### Objective
Tally the lines of the listing that contain the string "this". Give the number and nothing else.

[Figure contents as structured data]
────────────────

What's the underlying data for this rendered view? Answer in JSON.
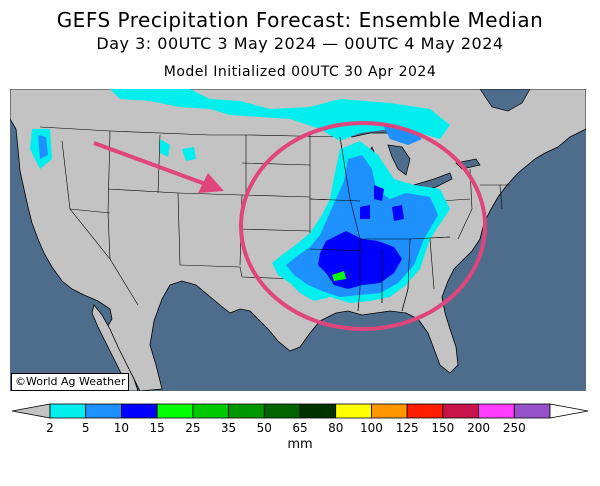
{
  "header": {
    "title": "GEFS Precipitation Forecast: Ensemble Median",
    "subtitle": "Day 3: 00UTC 3 May 2024 — 00UTC 4 May 2024",
    "init": "Model Initialized 00UTC 30 Apr 2024"
  },
  "map": {
    "credit": "©World Ag Weather",
    "colors": {
      "ocean": "#4e6d8d",
      "land": "#c3c3c3",
      "highlight_ellipse": "#e0457b",
      "arrow": "#e0457b"
    }
  },
  "colorbar": {
    "units": "mm",
    "labels": [
      "2",
      "5",
      "10",
      "15",
      "25",
      "35",
      "50",
      "65",
      "80",
      "100",
      "125",
      "150",
      "200",
      "250"
    ],
    "colors": [
      "#00eeee",
      "#1e90ff",
      "#0000ff",
      "#00ff00",
      "#00c800",
      "#009600",
      "#006400",
      "#003200",
      "#ffff00",
      "#ff9600",
      "#ff1e00",
      "#c8144b",
      "#ff3cff",
      "#9650c8"
    ]
  }
}
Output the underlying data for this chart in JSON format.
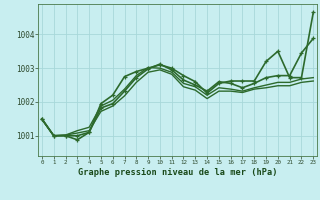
{
  "xlabel": "Graphe pression niveau de la mer (hPa)",
  "background_color": "#c8eef0",
  "grid_color": "#a8d8da",
  "line_color": "#2d6a2d",
  "ylim": [
    1000.4,
    1004.9
  ],
  "yticks": [
    1001,
    1002,
    1003,
    1004
  ],
  "xlim": [
    -0.3,
    23.3
  ],
  "series": [
    {
      "y": [
        1001.5,
        1001.0,
        1001.0,
        1001.0,
        1001.1,
        1001.95,
        1002.2,
        1002.75,
        1002.9,
        1003.0,
        1003.1,
        1003.0,
        1002.78,
        1002.6,
        1002.26,
        1002.55,
        1002.62,
        1002.62,
        1002.62,
        1003.2,
        1003.5,
        1002.72,
        1002.72,
        1004.65
      ],
      "marker": true,
      "lw": 1.2
    },
    {
      "y": [
        1001.5,
        1001.0,
        1001.0,
        1000.88,
        1001.1,
        1001.82,
        1001.95,
        1002.32,
        1002.72,
        1002.98,
        1003.12,
        1002.95,
        1002.65,
        1002.5,
        1002.32,
        1002.6,
        1002.55,
        1002.42,
        1002.55,
        1002.72,
        1002.78,
        1002.78,
        1003.45,
        1003.88
      ],
      "marker": true,
      "lw": 1.2
    },
    {
      "y": [
        1001.48,
        1001.0,
        1001.02,
        1001.15,
        1001.25,
        1001.88,
        1002.05,
        1002.38,
        1002.78,
        1003.02,
        1003.0,
        1002.88,
        1002.55,
        1002.45,
        1002.2,
        1002.42,
        1002.38,
        1002.32,
        1002.42,
        1002.5,
        1002.58,
        1002.58,
        1002.68,
        1002.72
      ],
      "marker": false,
      "lw": 1.0
    },
    {
      "y": [
        1001.48,
        1001.0,
        1001.02,
        1001.08,
        1001.15,
        1001.72,
        1001.88,
        1002.18,
        1002.58,
        1002.88,
        1002.95,
        1002.82,
        1002.45,
        1002.35,
        1002.1,
        1002.32,
        1002.32,
        1002.28,
        1002.38,
        1002.42,
        1002.48,
        1002.48,
        1002.58,
        1002.62
      ],
      "marker": false,
      "lw": 1.0
    }
  ]
}
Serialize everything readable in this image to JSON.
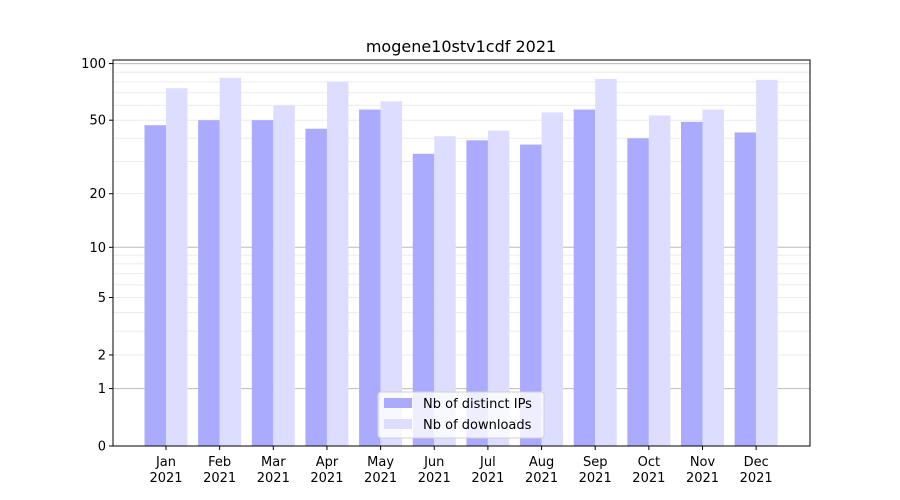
{
  "chart_data": {
    "type": "bar",
    "title": "mogene10stv1cdf 2021",
    "xlabel": "",
    "ylabel": "",
    "yscale": "log10(y+1)",
    "ylim": [
      0,
      100
    ],
    "yticks": [
      0,
      1,
      2,
      5,
      10,
      20,
      50,
      100
    ],
    "grid": true,
    "legend_position": "bottom-center",
    "categories": [
      "Jan\n2021",
      "Feb\n2021",
      "Mar\n2021",
      "Apr\n2021",
      "May\n2021",
      "Jun\n2021",
      "Jul\n2021",
      "Aug\n2021",
      "Sep\n2021",
      "Oct\n2021",
      "Nov\n2021",
      "Dec\n2021"
    ],
    "series": [
      {
        "name": "Nb of distinct IPs",
        "color": "#aaaaff",
        "values": [
          47,
          50,
          50,
          45,
          57,
          33,
          39,
          37,
          57,
          40,
          49,
          43
        ]
      },
      {
        "name": "Nb of downloads",
        "color": "#ddddff",
        "values": [
          74,
          84,
          60,
          80,
          63,
          41,
          44,
          55,
          83,
          53,
          57,
          82
        ]
      }
    ]
  }
}
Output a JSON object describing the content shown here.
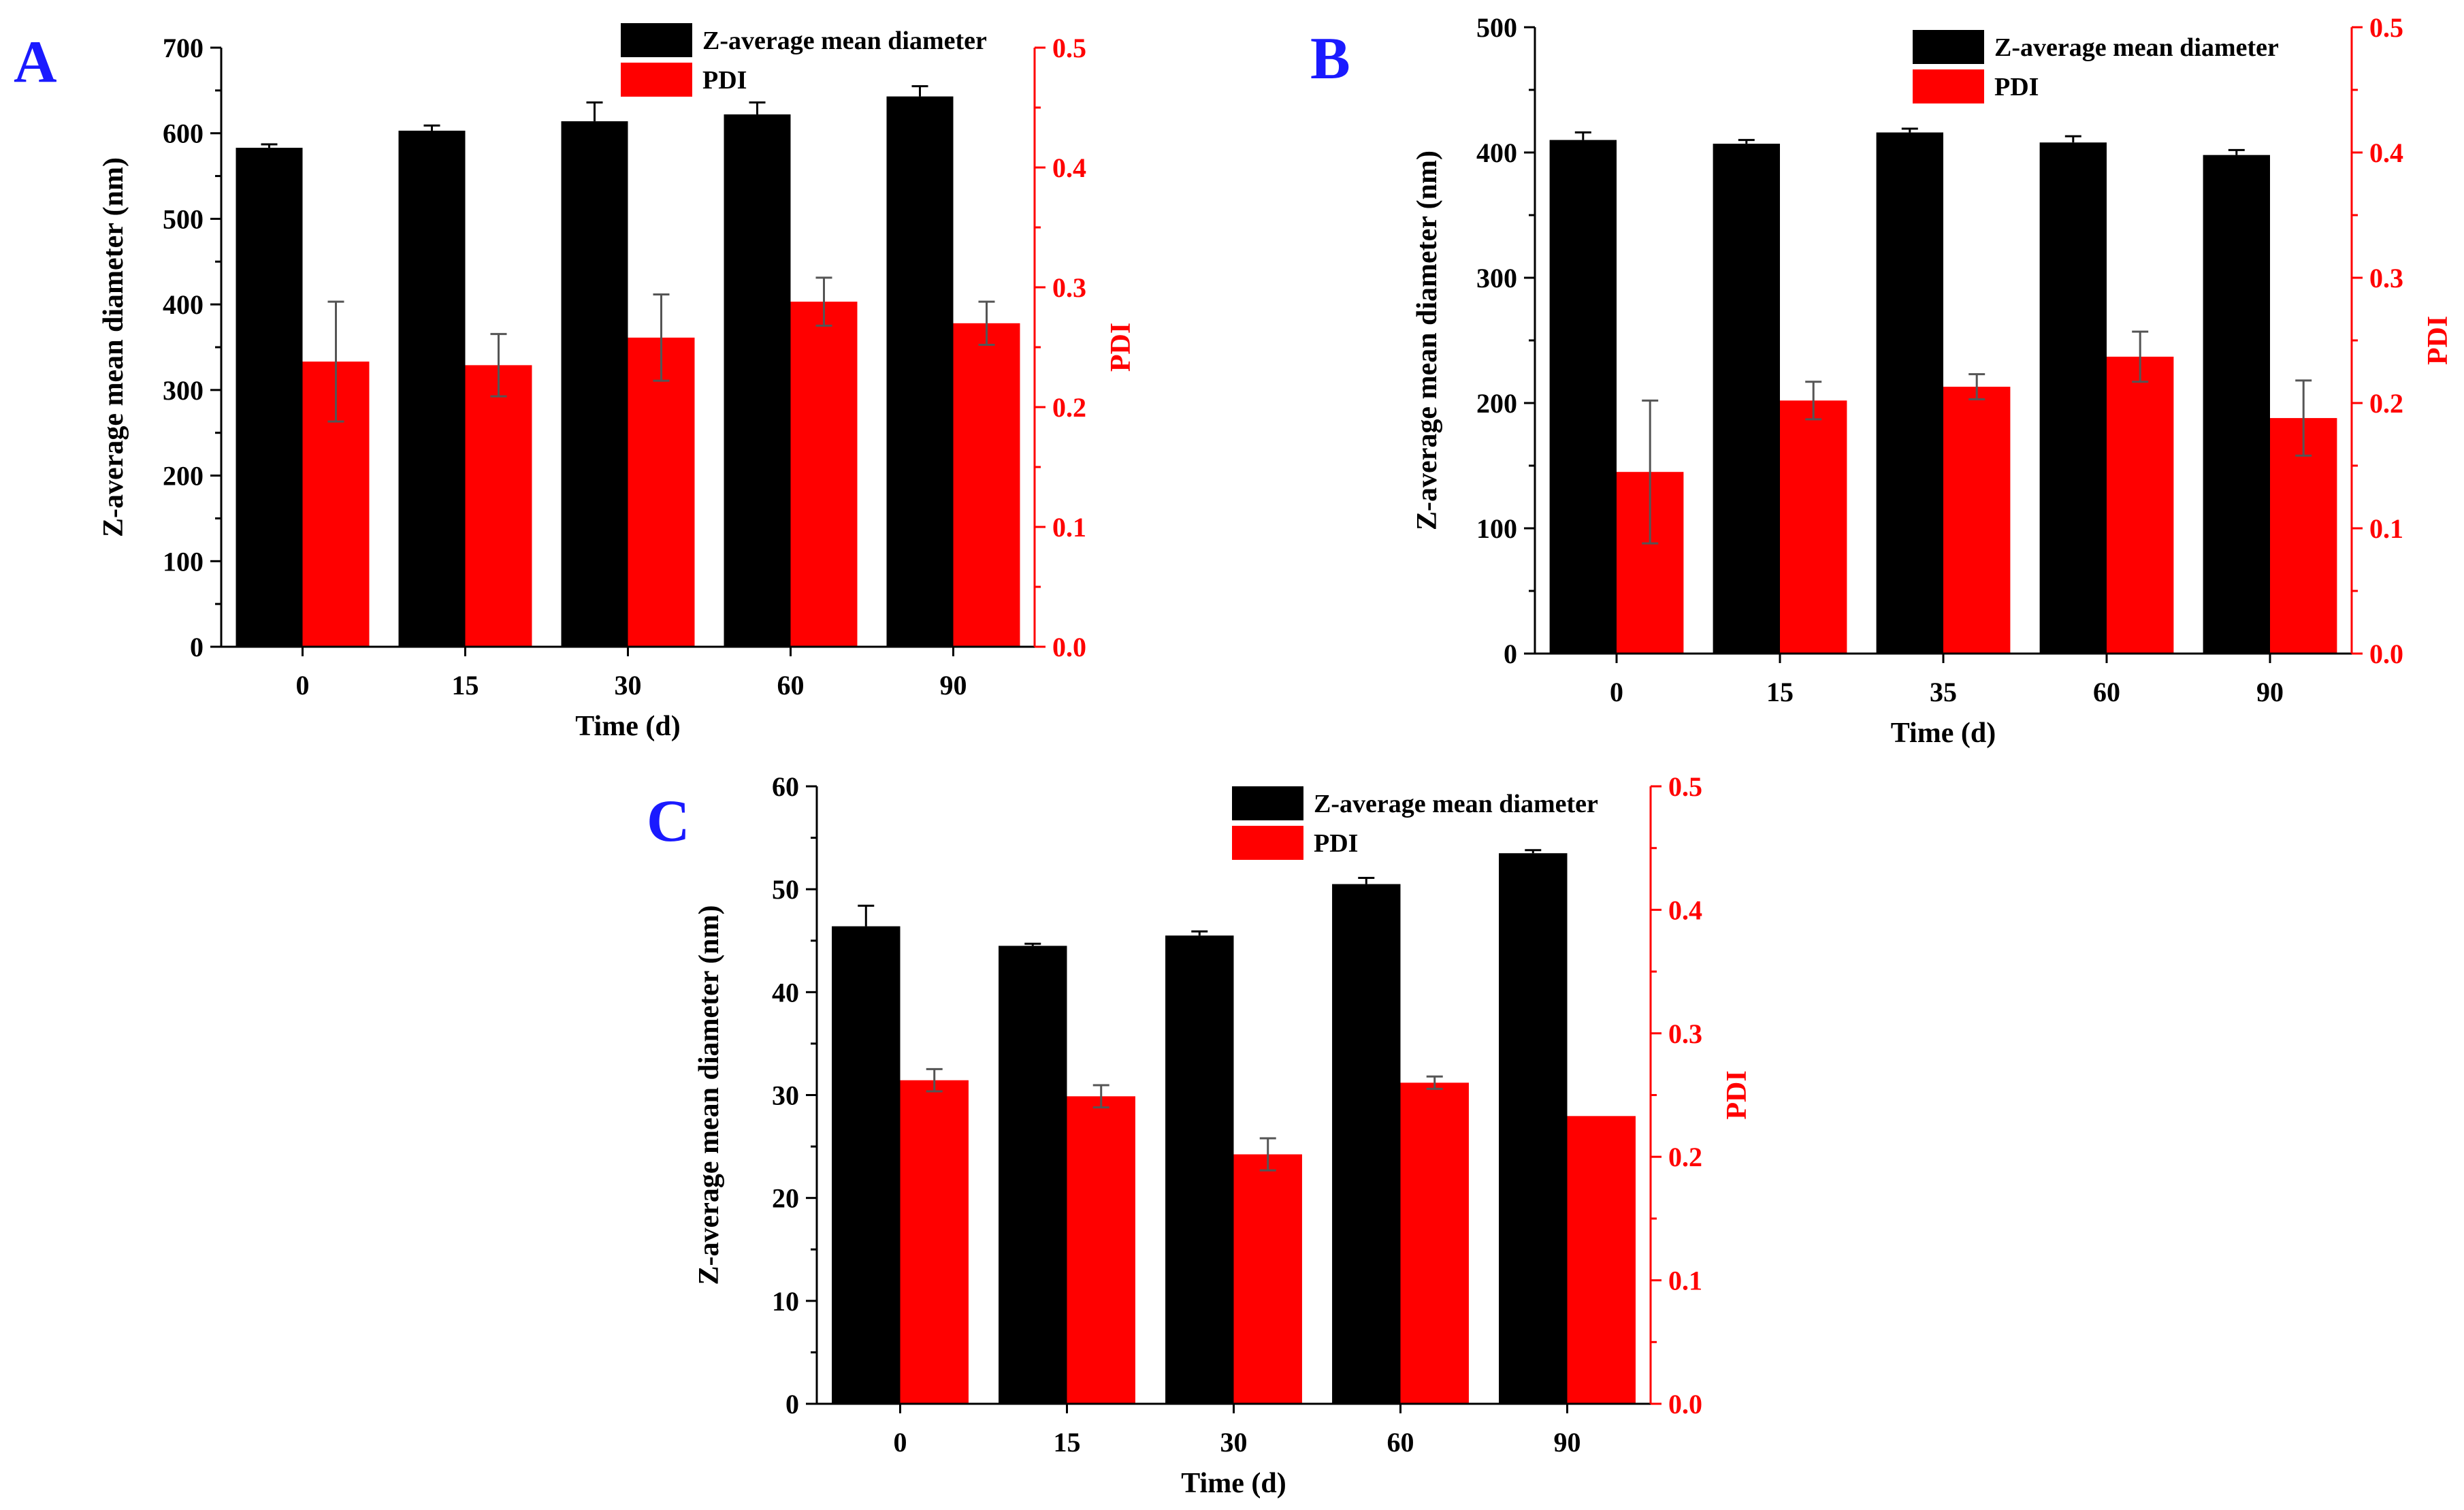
{
  "colors": {
    "diameter": "#000000",
    "pdi": "#ff0000",
    "panel_letter": "#1a1aff",
    "axis_left": "#000000",
    "axis_right": "#ff0000"
  },
  "chart_data": [
    {
      "panel": "A",
      "type": "bar",
      "categories": [
        "0",
        "15",
        "30",
        "60",
        "90"
      ],
      "xlabel": "Time (d)",
      "ylabel": "Z-average mean diameter (nm)",
      "y2label": "PDI",
      "ylim": [
        0,
        700
      ],
      "yticks": [
        0,
        100,
        200,
        300,
        400,
        500,
        600,
        700
      ],
      "y2lim": [
        0,
        0.5
      ],
      "y2ticks": [
        "0.0",
        "0.1",
        "0.2",
        "0.3",
        "0.4",
        "0.5"
      ],
      "legend_position": "top-right",
      "grid": false,
      "series": [
        {
          "name": "Z-average mean diameter",
          "axis": "left",
          "values": [
            583,
            603,
            614,
            622,
            643
          ],
          "errors": [
            4,
            6,
            22,
            14,
            12
          ]
        },
        {
          "name": "PDI",
          "axis": "right",
          "values": [
            0.238,
            0.235,
            0.258,
            0.288,
            0.27
          ],
          "errors": [
            0.05,
            0.026,
            0.036,
            0.02,
            0.018
          ]
        }
      ]
    },
    {
      "panel": "B",
      "type": "bar",
      "categories": [
        "0",
        "15",
        "35",
        "60",
        "90"
      ],
      "xlabel": "Time (d)",
      "ylabel": "Z-average mean diameter (nm)",
      "y2label": "PDI",
      "ylim": [
        0,
        500
      ],
      "yticks": [
        0,
        100,
        200,
        300,
        400,
        500
      ],
      "y2lim": [
        0,
        0.5
      ],
      "y2ticks": [
        "0.0",
        "0.1",
        "0.2",
        "0.3",
        "0.4",
        "0.5"
      ],
      "legend_position": "top-right",
      "grid": false,
      "series": [
        {
          "name": "Z-average mean diameter",
          "axis": "left",
          "values": [
            410,
            407,
            416,
            408,
            398
          ],
          "errors": [
            6,
            3,
            3,
            5,
            4
          ]
        },
        {
          "name": "PDI",
          "axis": "right",
          "values": [
            0.145,
            0.202,
            0.213,
            0.237,
            0.188
          ],
          "errors": [
            0.057,
            0.015,
            0.01,
            0.02,
            0.03
          ]
        }
      ]
    },
    {
      "panel": "C",
      "type": "bar",
      "categories": [
        "0",
        "15",
        "30",
        "60",
        "90"
      ],
      "xlabel": "Time (d)",
      "ylabel": "Z-average mean diameter (nm)",
      "y2label": "PDI",
      "ylim": [
        0,
        60
      ],
      "yticks": [
        0,
        10,
        20,
        30,
        40,
        50,
        60
      ],
      "y2lim": [
        0,
        0.5
      ],
      "y2ticks": [
        "0.0",
        "0.1",
        "0.2",
        "0.3",
        "0.4",
        "0.5"
      ],
      "legend_position": "top-right",
      "grid": false,
      "series": [
        {
          "name": "Z-average mean diameter",
          "axis": "left",
          "values": [
            46.4,
            44.5,
            45.5,
            50.5,
            53.5
          ],
          "errors": [
            2.0,
            0.2,
            0.4,
            0.6,
            0.3
          ]
        },
        {
          "name": "PDI",
          "axis": "right",
          "values": [
            0.262,
            0.249,
            0.202,
            0.26,
            0.233
          ],
          "errors": [
            0.009,
            0.009,
            0.013,
            0.005,
            0.0
          ]
        }
      ]
    }
  ]
}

────────────────

### Exercise solution
3